• [What the task asks]: Transcribe the records that follow exactly. Skip the pictures.

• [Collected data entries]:
---+---
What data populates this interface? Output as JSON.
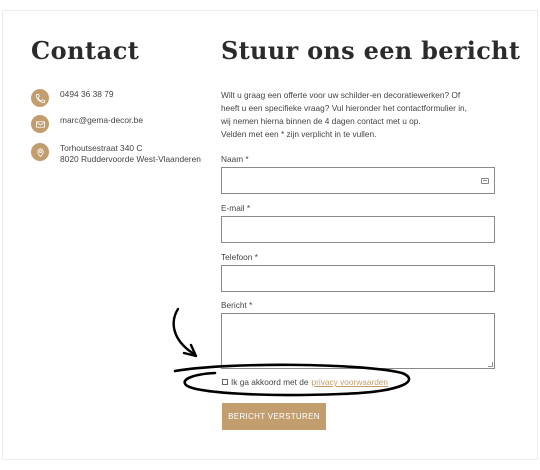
{
  "contact": {
    "title": "Contact",
    "items": [
      {
        "icon": "phone-icon",
        "lines": [
          "0494 36 38 79"
        ]
      },
      {
        "icon": "mail-icon",
        "lines": [
          "marc@gema-decor.be"
        ]
      },
      {
        "icon": "location-pin-icon",
        "lines": [
          "Torhoutsestraat 340 C",
          "8020 Ruddervoorde West-Vlaanderen"
        ]
      }
    ]
  },
  "form": {
    "title": "Stuur ons een bericht",
    "intro_lines": [
      "Wilt u graag een offerte voor uw schilder-en decoratiewerken? Of",
      "heeft u een specifieke vraag? Vul hieronder het contactformulier in,",
      "wij nemen hierna binnen de 4 dagen contact met u op.",
      "Velden met een * zijn verplicht in te vullen."
    ],
    "fields": {
      "name_label": "Naam *",
      "email_label": "E-mail *",
      "phone_label": "Telefoon *",
      "message_label": "Bericht *"
    },
    "consent_text": "Ik ga akkoord met de",
    "consent_link": "privacy voorwaarden",
    "submit_label": "BERICHT VERSTUREN"
  },
  "colors": {
    "accent": "#c29d6e",
    "heading": "#2b2b2b",
    "text": "#444444",
    "annotation": "#000000"
  }
}
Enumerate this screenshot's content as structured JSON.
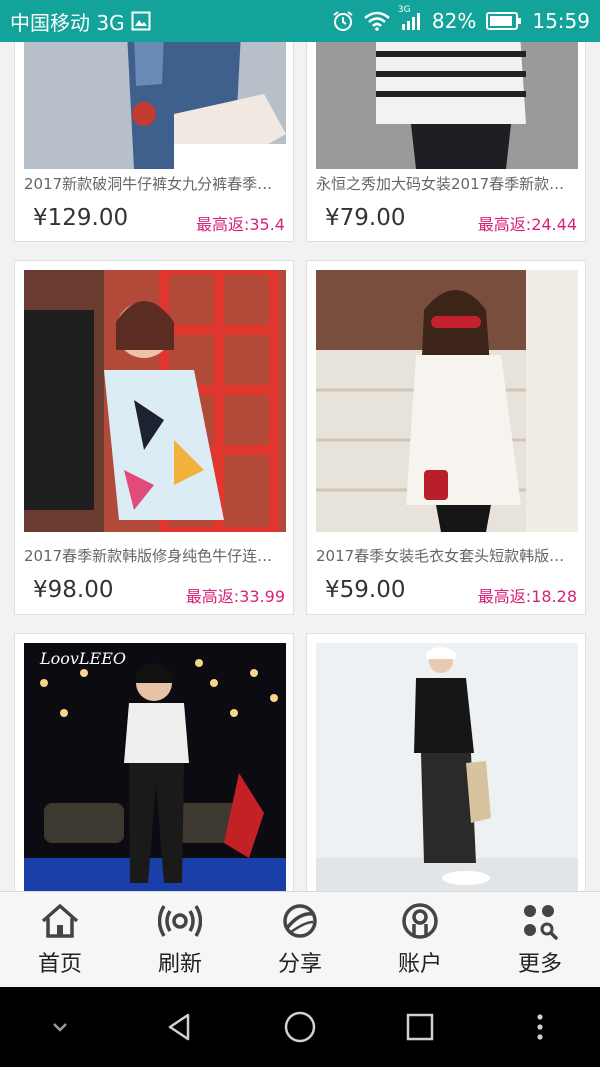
{
  "status_bar": {
    "carrier": "中国移动 3G",
    "network_badge": "3G",
    "battery": "82%",
    "time": "15:59"
  },
  "products": [
    {
      "title": "2017新款破洞牛仔裤女九分裤春季…",
      "price": "¥129.00",
      "rebate": "最高返:35.4"
    },
    {
      "title": "永恒之秀加大码女装2017春季新款…",
      "price": "¥79.00",
      "rebate": "最高返:24.44"
    },
    {
      "title": "2017春季新款韩版修身纯色牛仔连…",
      "price": "¥98.00",
      "rebate": "最高返:33.99"
    },
    {
      "title": "2017春季女装毛衣女套头短款韩版…",
      "price": "¥59.00",
      "rebate": "最高返:18.28"
    },
    {
      "title": "",
      "price": "",
      "rebate": ""
    },
    {
      "title": "",
      "price": "",
      "rebate": ""
    }
  ],
  "photo_logo_text": "LoovLEEO",
  "tabbar": {
    "items": [
      {
        "label": "首页",
        "icon": "home-icon"
      },
      {
        "label": "刷新",
        "icon": "refresh-broadcast-icon"
      },
      {
        "label": "分享",
        "icon": "planet-share-icon"
      },
      {
        "label": "账户",
        "icon": "account-icon"
      },
      {
        "label": "更多",
        "icon": "more-grid-icon"
      }
    ]
  },
  "colors": {
    "status_bar": "#14a39a",
    "rebate_text": "#d6227a",
    "price_text": "#333333"
  }
}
---+---
• [Written answer]:
What data populates this interface? Output as JSON.
{
  "contact": {
    "title": "Contact",
    "items": [
      {
        "icon": "phone-icon",
        "lines": [
          "0494 36 38 79"
        ]
      },
      {
        "icon": "mail-icon",
        "lines": [
          "marc@gema-decor.be"
        ]
      },
      {
        "icon": "location-pin-icon",
        "lines": [
          "Torhoutsestraat 340 C",
          "8020 Ruddervoorde West-Vlaanderen"
        ]
      }
    ]
  },
  "form": {
    "title": "Stuur ons een bericht",
    "intro_lines": [
      "Wilt u graag een offerte voor uw schilder-en decoratiewerken? Of",
      "heeft u een specifieke vraag? Vul hieronder het contactformulier in,",
      "wij nemen hierna binnen de 4 dagen contact met u op.",
      "Velden met een * zijn verplicht in te vullen."
    ],
    "fields": {
      "name_label": "Naam *",
      "email_label": "E-mail *",
      "phone_label": "Telefoon *",
      "message_label": "Bericht *"
    },
    "consent_text": "Ik ga akkoord met de",
    "consent_link": "privacy voorwaarden",
    "submit_label": "BERICHT VERSTUREN"
  },
  "colors": {
    "accent": "#c29d6e",
    "heading": "#2b2b2b",
    "text": "#444444",
    "annotation": "#000000"
  }
}
Enumerate this screenshot's content as structured JSON.
{
  "status_bar": {
    "carrier": "中国移动 3G",
    "network_badge": "3G",
    "battery": "82%",
    "time": "15:59"
  },
  "products": [
    {
      "title": "2017新款破洞牛仔裤女九分裤春季…",
      "price": "¥129.00",
      "rebate": "最高返:35.4"
    },
    {
      "title": "永恒之秀加大码女装2017春季新款…",
      "price": "¥79.00",
      "rebate": "最高返:24.44"
    },
    {
      "title": "2017春季新款韩版修身纯色牛仔连…",
      "price": "¥98.00",
      "rebate": "最高返:33.99"
    },
    {
      "title": "2017春季女装毛衣女套头短款韩版…",
      "price": "¥59.00",
      "rebate": "最高返:18.28"
    },
    {
      "title": "",
      "price": "",
      "rebate": ""
    },
    {
      "title": "",
      "price": "",
      "rebate": ""
    }
  ],
  "photo_logo_text": "LoovLEEO",
  "tabbar": {
    "items": [
      {
        "label": "首页",
        "icon": "home-icon"
      },
      {
        "label": "刷新",
        "icon": "refresh-broadcast-icon"
      },
      {
        "label": "分享",
        "icon": "planet-share-icon"
      },
      {
        "label": "账户",
        "icon": "account-icon"
      },
      {
        "label": "更多",
        "icon": "more-grid-icon"
      }
    ]
  },
  "colors": {
    "status_bar": "#14a39a",
    "rebate_text": "#d6227a",
    "price_text": "#333333"
  }
}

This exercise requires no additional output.